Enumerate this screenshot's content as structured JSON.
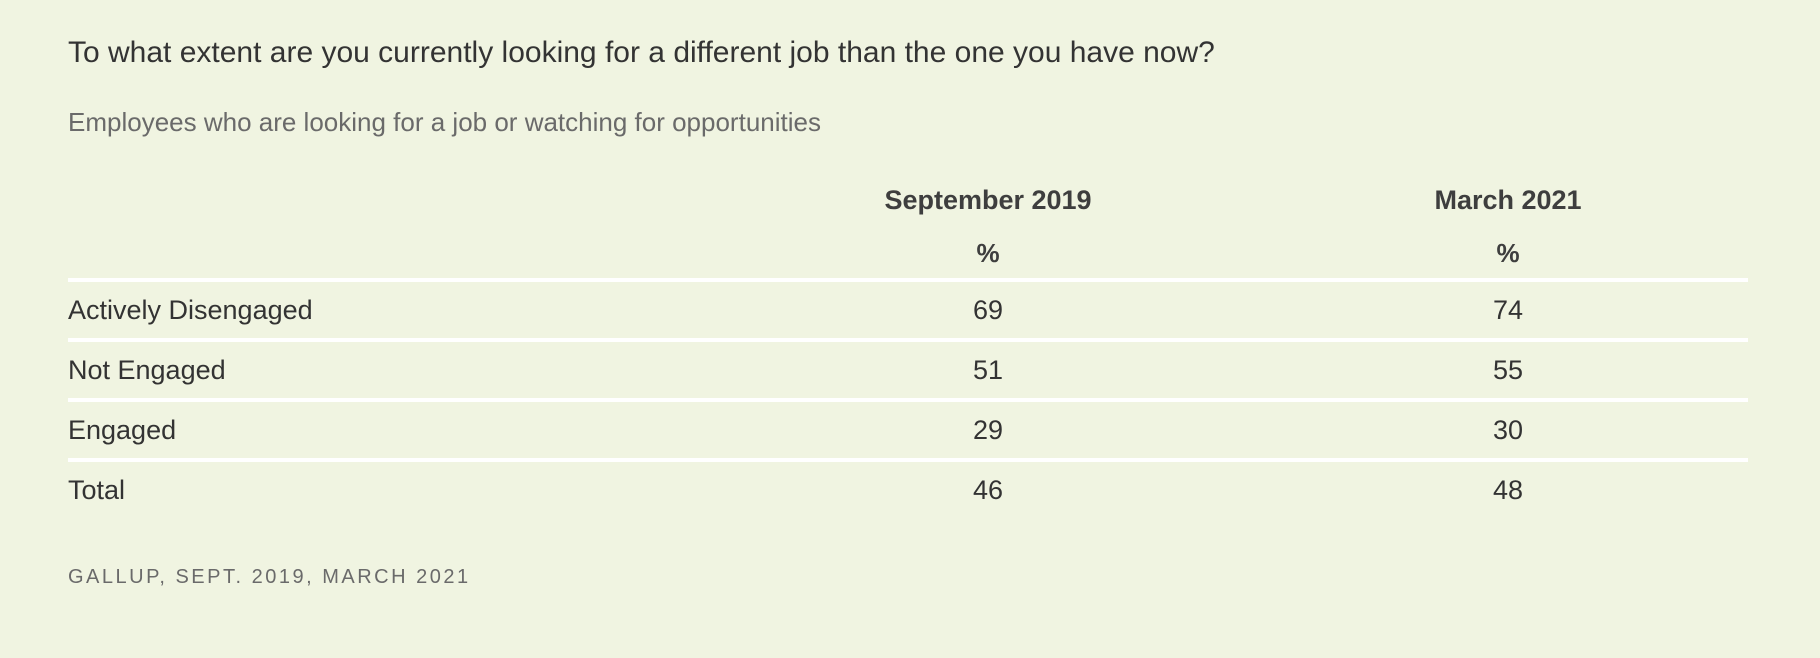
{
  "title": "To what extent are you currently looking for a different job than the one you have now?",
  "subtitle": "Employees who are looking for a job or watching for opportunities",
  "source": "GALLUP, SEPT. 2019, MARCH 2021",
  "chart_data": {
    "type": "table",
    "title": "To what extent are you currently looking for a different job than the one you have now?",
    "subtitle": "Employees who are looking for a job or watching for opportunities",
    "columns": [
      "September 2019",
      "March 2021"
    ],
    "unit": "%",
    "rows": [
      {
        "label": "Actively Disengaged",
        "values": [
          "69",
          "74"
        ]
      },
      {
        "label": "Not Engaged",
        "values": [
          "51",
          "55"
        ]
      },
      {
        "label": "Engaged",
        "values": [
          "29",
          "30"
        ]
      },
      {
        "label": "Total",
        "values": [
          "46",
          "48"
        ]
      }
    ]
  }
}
::::::::::
**PROBLEM DESCRIPTION:** Return every line holding the word "Employees" from the records.

**SOLUTION:**
  "subtitle": "Employees who are looking for a job or watching for opportunities",
    "subtitle": "Employees who are looking for a job or watching for opportunities",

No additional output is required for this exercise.